Task objective ▸ Work through the listing below and count the lines that hold "电话手表". Answer with the number alone.

Given records ▸
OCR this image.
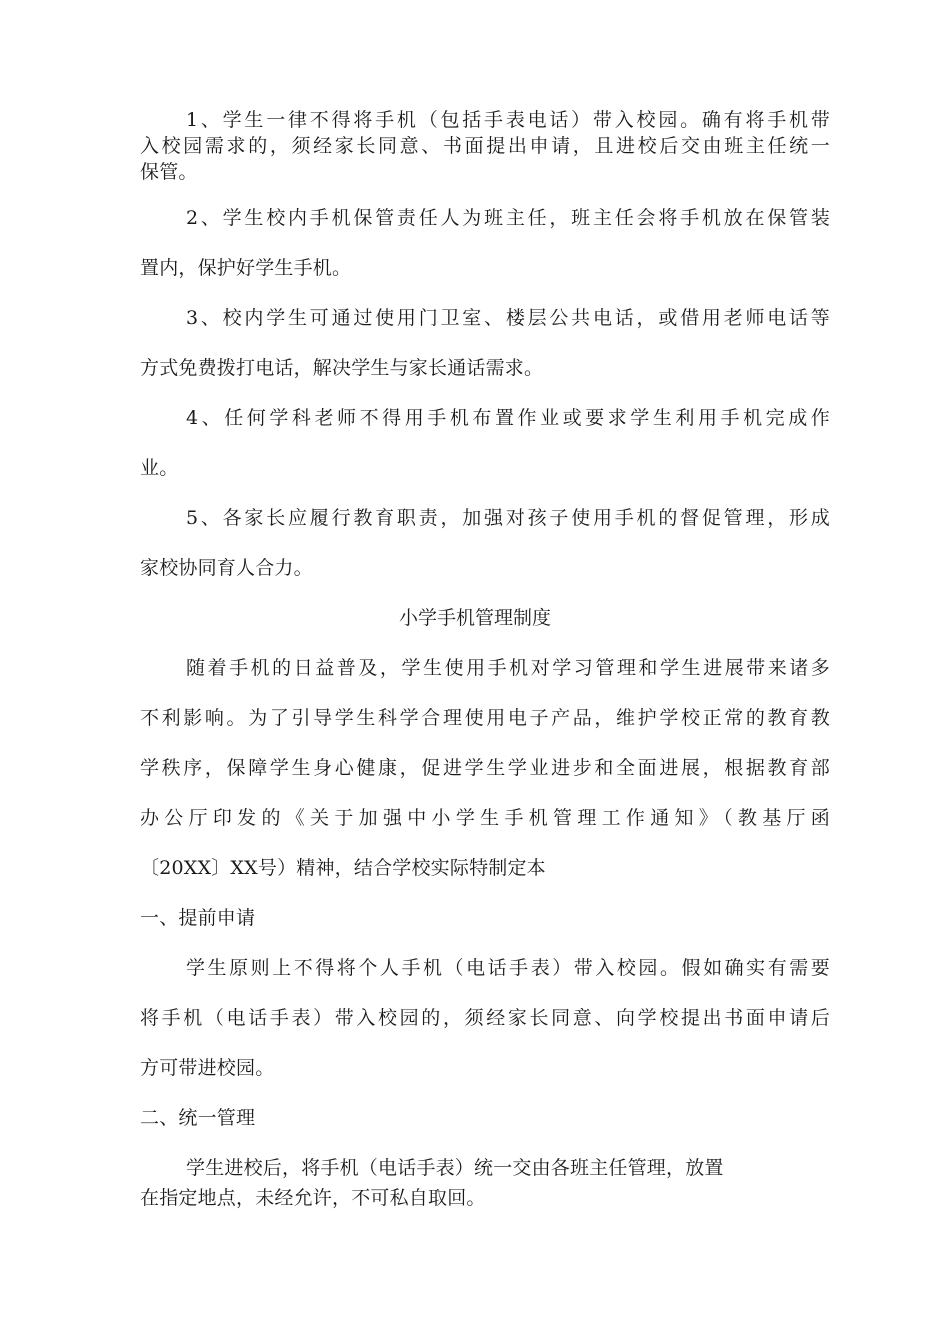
1、学生一律不得将手机（包括手表电话）带入校园。确有将手机带
入校园需求的，须经家长同意、书面提出申请，且进校后交由班主任统一
保管。
2、学生校内手机保管责任人为班主任，班主任会将手机放在保管装
置内，保护好学生手机。
3、校内学生可通过使用门卫室、楼层公共电话，或借用老师电话等
方式免费拨打电话，解决学生与家长通话需求。
4、任何学科老师不得用手机布置作业或要求学生利用手机完成作
业。
5、各家长应履行教育职责，加强对孩子使用手机的督促管理，形成
家校协同育人合力。
小学手机管理制度
随着手机的日益普及，学生使用手机对学习管理和学生进展带来诸多
不利影响。为了引导学生科学合理使用电子产品，维护学校正常的教育教
学秩序，保障学生身心健康，促进学生学业进步和全面进展，根据教育部
办公厅印发的《关于加强中小学生手机管理工作通知》（教基厅函
〔20XX〕XX号）精神，结合学校实际特制定本
一、提前申请
学生原则上不得将个人手机（电话手表）带入校园。假如确实有需要
将手机（电话手表）带入校园的，须经家长同意、向学校提出书面申请后
方可带进校园。
二、统一管理
学生进校后，将手机（电话手表）统一交由各班主任管理，放置
在指定地点，未经允许，不可私自取回。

Complete response ▸ 3